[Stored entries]

━━━━

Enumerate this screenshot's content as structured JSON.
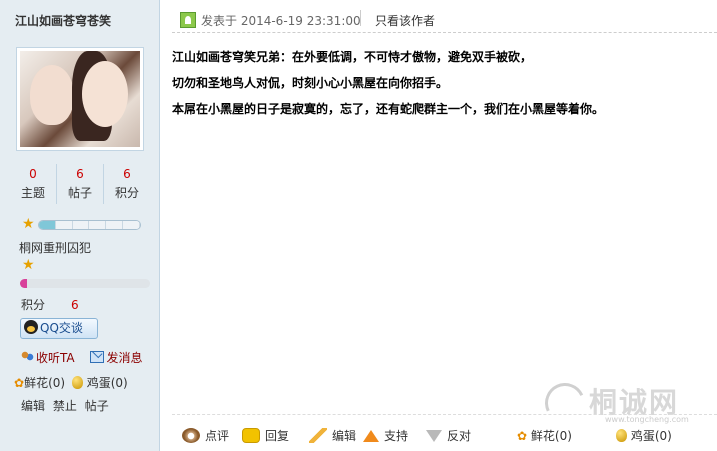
{
  "author": {
    "name": "江山如画苍穹苍笑",
    "stats": [
      {
        "value": "0",
        "label": "主题"
      },
      {
        "value": "6",
        "label": "帖子"
      },
      {
        "value": "6",
        "label": "积分"
      }
    ],
    "level_progress_segments": 6,
    "level_progress_filled": 1,
    "user_group": "桐网重刑囚犯",
    "credit_bar_fraction": 0.05,
    "credit_label": "积分",
    "credit_value": "6",
    "qq_button": "QQ交谈",
    "follow_label": "收听TA",
    "message_label": "发消息",
    "flower_label": "鲜花(0)",
    "egg_label": "鸡蛋(0)",
    "admin_links": [
      "编辑",
      "禁止",
      "帖子"
    ]
  },
  "post": {
    "posted_at": "发表于 2014-6-19 23:31:00",
    "only_author": "只看该作者",
    "lines": [
      "江山如画苍穹笑兄弟：在外要低调，不可恃才傲物，避免双手被砍，",
      "切勿和圣地鸟人对侃，时刻小心小黑屋在向你招手。",
      "本屌在小黑屋的日子是寂寞的，忘了，还有蛇爬群主一个，我们在小黑屋等着你。"
    ]
  },
  "actions": {
    "comment": "点评",
    "reply": "回复",
    "edit": "编辑",
    "support": "支持",
    "oppose": "反对",
    "flower": "鲜花(0)",
    "egg": "鸡蛋(0)"
  },
  "watermark": {
    "text": "桐诚网",
    "sub": "www.tongcheng.com"
  },
  "colors": {
    "sidebar_bg": "#e5edf2",
    "accent_red": "#cc0000",
    "credit_bar": "#d8419a"
  }
}
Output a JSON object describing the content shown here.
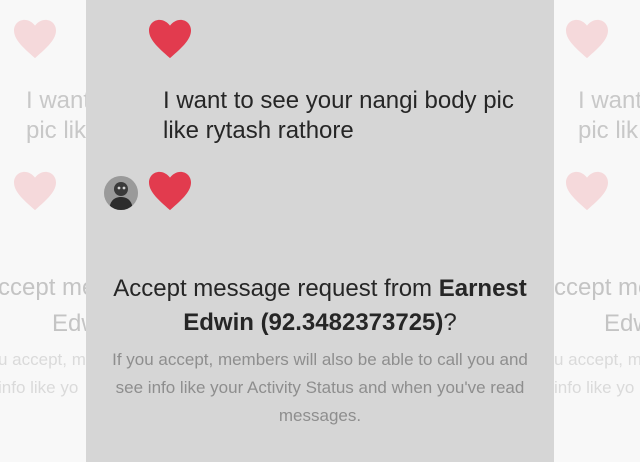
{
  "message": {
    "text": "I want to see your nangi body pic like rytash rathore"
  },
  "heart_color": "#e23b4e",
  "request": {
    "prefix": "Accept message request from ",
    "name": "Earnest Edwin (92.3482373725)",
    "suffix": "?"
  },
  "info": "If you accept, members will also be able to call you and see info like your Activity Status and when you've read messages.",
  "ghost_left": {
    "msg_line1": "I want",
    "msg_line2": "pic lik",
    "accept": "ccept me",
    "name": "Edw",
    "info1": "u accept, m",
    "info2": "info like yo"
  },
  "ghost_right": {
    "msg_line1": "I want",
    "msg_line2": "pic lik",
    "accept": "ccept me",
    "name": "Edw",
    "info1": "u accept, m",
    "info2": "info like yo"
  }
}
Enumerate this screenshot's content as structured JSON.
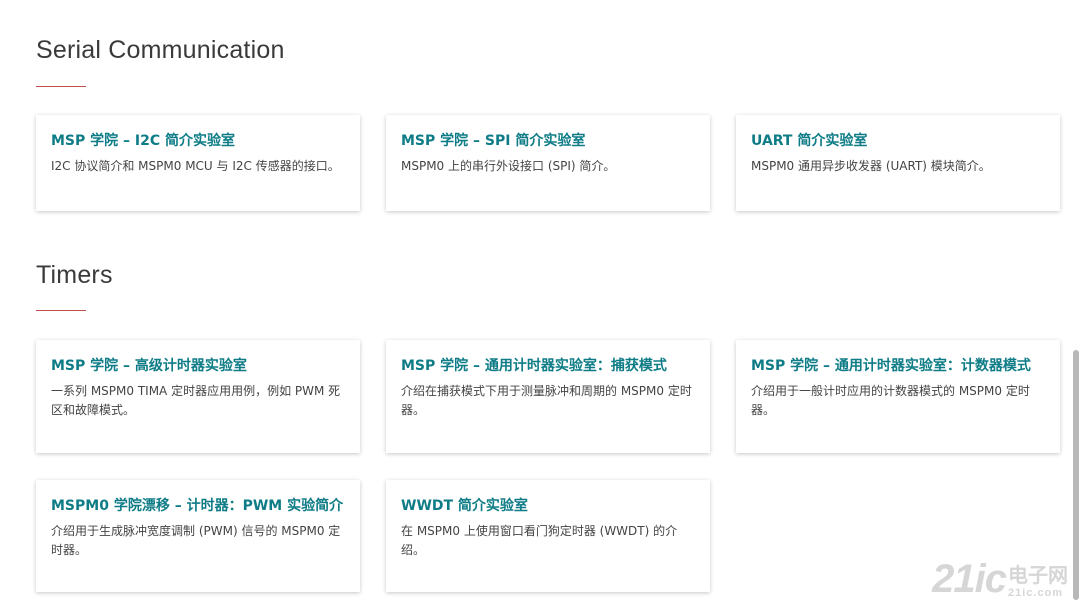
{
  "sections": [
    {
      "title": "Serial Communication",
      "cards": [
        {
          "title": "MSP 学院 – I2C 简介实验室",
          "description": "I2C 协议简介和 MSPM0 MCU 与 I2C 传感器的接口。"
        },
        {
          "title": "MSP 学院 – SPI 简介实验室",
          "description": "MSPM0 上的串行外设接口 (SPI) 简介。"
        },
        {
          "title": "UART 简介实验室",
          "description": "MSPM0 通用异步收发器 (UART) 模块简介。"
        }
      ]
    },
    {
      "title": "Timers",
      "cards": [
        {
          "title": "MSP 学院 – 高级计时器实验室",
          "description": "一系列 MSPM0 TIMA 定时器应用用例，例如 PWM 死区和故障模式。"
        },
        {
          "title": "MSP 学院 – 通用计时器实验室：捕获模式",
          "description": "介绍在捕获模式下用于测量脉冲和周期的 MSPM0 定时器。"
        },
        {
          "title": "MSP 学院 – 通用计时器实验室：计数器模式",
          "description": "介绍用于一般计时应用的计数器模式的 MSPM0 定时器。"
        },
        {
          "title": "MSPM0 学院漂移 – 计时器：PWM 实验简介",
          "description": "介绍用于生成脉冲宽度调制 (PWM) 信号的 MSPM0 定时器。"
        },
        {
          "title": "WWDT 简介实验室",
          "description": "在 MSPM0 上使用窗口看门狗定时器 (WWDT) 的介绍。"
        }
      ]
    }
  ],
  "watermark": {
    "number": "21ic",
    "brand": "电子网",
    "domain": "21ic.com"
  },
  "colors": {
    "card_title": "#0e7c86",
    "section_rule": "#c0504d",
    "section_title": "#3a3a3a"
  }
}
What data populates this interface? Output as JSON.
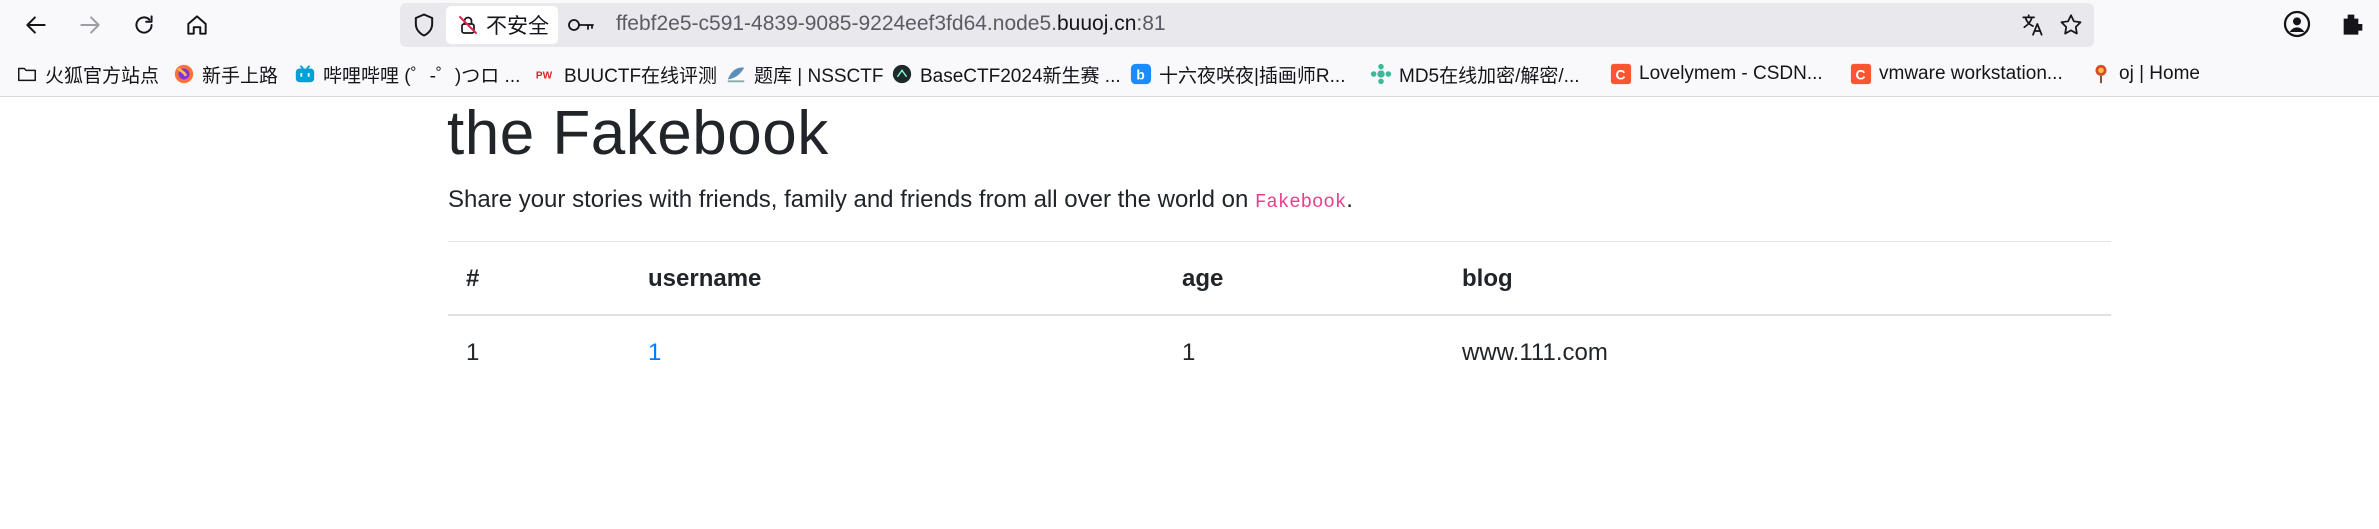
{
  "browser": {
    "security_label": "不安全",
    "url_prefix": "ffebf2e5-c591-4839-9085-9224eef3fd64.node5.",
    "url_domain": "buuoj.cn",
    "url_suffix": ":81",
    "icons": [
      "back-icon",
      "forward-icon",
      "reload-icon",
      "home-icon",
      "shield-icon",
      "insecure-lock-icon",
      "key-icon",
      "translate-icon",
      "star-icon",
      "account-icon",
      "extensions-icon"
    ]
  },
  "bookmarks": [
    {
      "label": "火狐官方站点",
      "icon": "folder-icon"
    },
    {
      "label": "新手上路",
      "icon": "firefox-icon"
    },
    {
      "label": "哔哩哔哩 (゜-゜)つロ ...",
      "icon": "bilibili-icon"
    },
    {
      "label": "BUUCTF在线评测",
      "icon": "buuctf-icon"
    },
    {
      "label": "题库 | NSSCTF",
      "icon": "nssctf-icon"
    },
    {
      "label": "BaseCTF2024新生赛 ...",
      "icon": "basectf-icon"
    },
    {
      "label": "十六夜咲夜|插画师R...",
      "icon": "b-icon"
    },
    {
      "label": "MD5在线加密/解密/...",
      "icon": "md5-icon"
    },
    {
      "label": "Lovelymem - CSDN...",
      "icon": "csdn-icon"
    },
    {
      "label": "vmware workstation...",
      "icon": "csdn-icon"
    },
    {
      "label": "oj | Home",
      "icon": "oj-icon"
    }
  ],
  "page": {
    "title": "the Fakebook",
    "lead_text": "Share your stories with friends, family and friends from all over the world on ",
    "lead_code": "Fakebook",
    "lead_end": "."
  },
  "table": {
    "headers": [
      "#",
      "username",
      "age",
      "blog"
    ],
    "rows": [
      {
        "id": "1",
        "username": "1",
        "age": "1",
        "blog": "www.111.com"
      }
    ]
  },
  "colors": {
    "accent_link": "#007bff",
    "code_pink": "#e83e8c",
    "toolbar_bg": "#f9f9fb",
    "urlbar_bg": "#e9e9ed"
  }
}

━━━━

▶ **REQUIREMENTS**: Single out each line of the records above with the string "UART" in it, and copy it.

▶ **RESULT OF THIS TASK**:
          "title": "UART 简介实验室",
          "description": "MSPM0 通用异步收发器 (UART) 模块简介。"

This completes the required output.